受動喫煙対策を強化するための健康増進法改正案は、厚生労働省と与党・自民党との調整が難航し今国会への提出が厳しい情勢となっている。本人がたばこを吸わなくても吸う人が近くにいるだけで煙を体内に取り込んでしまう受動喫煙は、健康に悪影響を与える。住民の健康問題に関わるだけに対策強化は早急に行われるべきだ。国会は18日に会期末を迎えるが、延長されれば法案提出が間に合う可能性もある。土壇場での双方の歩み寄りに期待したい。
国立がん研究センターの研究によると、受動喫煙の罹患[りかん]リスクは肺がんと脳卒中がともに1・3倍。乳幼児突然死症候群は4・7倍になる。現行の健康増進法は努力義務しか定めていない。しかし、世界保健機関(WHO)は日本の取り組みを「世界最低レベル」と分類する。さらにWHOと国際オリンピック委員会(IOC)は「たばこのない五輪」の推進で合意しており、これまで開催した中国、英国、ブラジルなどは罰則付きの法規制を導入した。東京五輪・パラリンピックを3年後に控えることもあり、厚労省は対策強化を目指している。
厚労省は飲食店、学校、病院、ホテルを原則禁煙とし、違反の喫煙者は30万円以下の過料とする案を3月に公表した。飲食店には例外を設け、大人数が入れない広さの30平方メートル以下のバーやスナックなどは喫煙を認めるとした。一方、自民党は一定面積以下の店舗への「喫煙」「分煙」の表示、未成年者の立ち入り禁止など複数の条件を満たせば、喫煙を認める案を示している。双方は協議を重ね、厚労省が例外を拡大する譲歩案も示したが、残念ながら溝は埋まらなかった。

(学習資料):

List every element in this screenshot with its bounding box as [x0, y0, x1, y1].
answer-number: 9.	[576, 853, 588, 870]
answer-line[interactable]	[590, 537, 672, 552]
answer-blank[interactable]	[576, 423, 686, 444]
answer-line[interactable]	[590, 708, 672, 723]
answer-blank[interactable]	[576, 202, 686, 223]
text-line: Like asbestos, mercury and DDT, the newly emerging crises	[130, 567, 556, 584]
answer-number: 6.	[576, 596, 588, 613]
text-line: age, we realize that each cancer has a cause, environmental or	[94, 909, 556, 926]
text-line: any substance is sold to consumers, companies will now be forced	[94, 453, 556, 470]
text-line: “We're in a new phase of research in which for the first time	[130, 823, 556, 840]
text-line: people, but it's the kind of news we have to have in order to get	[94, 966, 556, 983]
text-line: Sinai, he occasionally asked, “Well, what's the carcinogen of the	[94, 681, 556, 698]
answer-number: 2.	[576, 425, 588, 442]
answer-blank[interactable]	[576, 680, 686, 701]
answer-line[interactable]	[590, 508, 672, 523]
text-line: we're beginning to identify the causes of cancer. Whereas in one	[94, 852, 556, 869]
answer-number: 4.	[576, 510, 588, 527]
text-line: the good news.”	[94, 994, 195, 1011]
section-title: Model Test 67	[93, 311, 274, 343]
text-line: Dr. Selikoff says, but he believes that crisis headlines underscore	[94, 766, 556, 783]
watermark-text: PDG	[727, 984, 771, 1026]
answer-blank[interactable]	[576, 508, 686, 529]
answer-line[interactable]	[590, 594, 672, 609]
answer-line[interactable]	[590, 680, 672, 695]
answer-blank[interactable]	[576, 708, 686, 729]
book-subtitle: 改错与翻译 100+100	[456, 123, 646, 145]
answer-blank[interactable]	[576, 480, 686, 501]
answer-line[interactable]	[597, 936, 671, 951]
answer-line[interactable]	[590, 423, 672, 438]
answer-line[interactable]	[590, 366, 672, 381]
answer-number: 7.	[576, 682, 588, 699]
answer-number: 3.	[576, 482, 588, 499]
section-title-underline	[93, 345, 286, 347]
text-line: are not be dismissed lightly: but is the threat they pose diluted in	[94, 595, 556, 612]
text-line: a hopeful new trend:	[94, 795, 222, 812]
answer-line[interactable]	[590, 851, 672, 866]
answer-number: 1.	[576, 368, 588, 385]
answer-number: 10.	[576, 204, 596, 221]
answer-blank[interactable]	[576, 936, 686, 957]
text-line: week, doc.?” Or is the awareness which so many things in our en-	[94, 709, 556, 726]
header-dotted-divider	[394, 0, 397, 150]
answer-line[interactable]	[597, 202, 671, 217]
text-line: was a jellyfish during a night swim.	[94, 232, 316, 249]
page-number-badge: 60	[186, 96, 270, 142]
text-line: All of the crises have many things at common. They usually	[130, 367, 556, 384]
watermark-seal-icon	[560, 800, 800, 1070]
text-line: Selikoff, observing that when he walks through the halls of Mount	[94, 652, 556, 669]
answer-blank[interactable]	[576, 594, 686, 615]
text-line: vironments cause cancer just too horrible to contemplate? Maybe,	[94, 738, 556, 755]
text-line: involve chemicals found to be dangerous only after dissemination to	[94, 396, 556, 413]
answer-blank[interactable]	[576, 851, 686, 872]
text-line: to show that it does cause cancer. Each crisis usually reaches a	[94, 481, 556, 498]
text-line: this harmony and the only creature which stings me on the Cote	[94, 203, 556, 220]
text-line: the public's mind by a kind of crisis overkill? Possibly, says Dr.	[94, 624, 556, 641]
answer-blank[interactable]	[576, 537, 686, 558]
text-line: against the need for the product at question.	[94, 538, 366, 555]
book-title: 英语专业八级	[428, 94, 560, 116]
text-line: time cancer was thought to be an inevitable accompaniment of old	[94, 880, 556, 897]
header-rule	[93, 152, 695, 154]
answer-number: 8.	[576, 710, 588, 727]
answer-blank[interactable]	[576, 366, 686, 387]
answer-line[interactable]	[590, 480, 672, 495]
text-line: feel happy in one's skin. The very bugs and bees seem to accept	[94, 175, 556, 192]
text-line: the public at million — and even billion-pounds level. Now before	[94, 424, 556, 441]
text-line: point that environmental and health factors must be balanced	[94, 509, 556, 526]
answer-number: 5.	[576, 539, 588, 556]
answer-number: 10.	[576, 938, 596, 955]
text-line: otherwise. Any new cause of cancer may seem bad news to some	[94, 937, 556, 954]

(設問 A):
受動喫煙対策の文章によると、厚労省案で違反した喫煙者に科される過料はいくら以下ですか。
(設問 B):
受動喫煙対策の文章を、最後の文の後から書き継いでください。
一覧は受動喫煙対策の文章とは関係がありません。

(解答欄 A):
30万円以下です。

(解答欄 B):
厚労省が3年に1度、実施している国民生活基礎調査によると、平成25年の成人喫煙率(男女合計)は本県が25・1%で全国を3・5ポイント上回った。本県は16、19、22年の調査でも全国より高く、愛煙家が多いことを裏付けた。
たばこは税負担率が6割を超え、愛煙家は国や地方自治体の税収に貢献している。個人が自己の責任においてたばこを吸う権利も認められるべきだろう。しかし、たばこを吸わない多くの人は、煙や臭いを快く思わない。愛煙家には耳の痛い話だろうが、マナーを守らない人が時折見られる。分煙の措置が不十分で禁煙席に煙が流れてくる飲食店もまれにある。可能な限り適切な対応をお願いしたい。何よりもまず、受動喫煙防止を徹底するため早期の法改正実現を望む。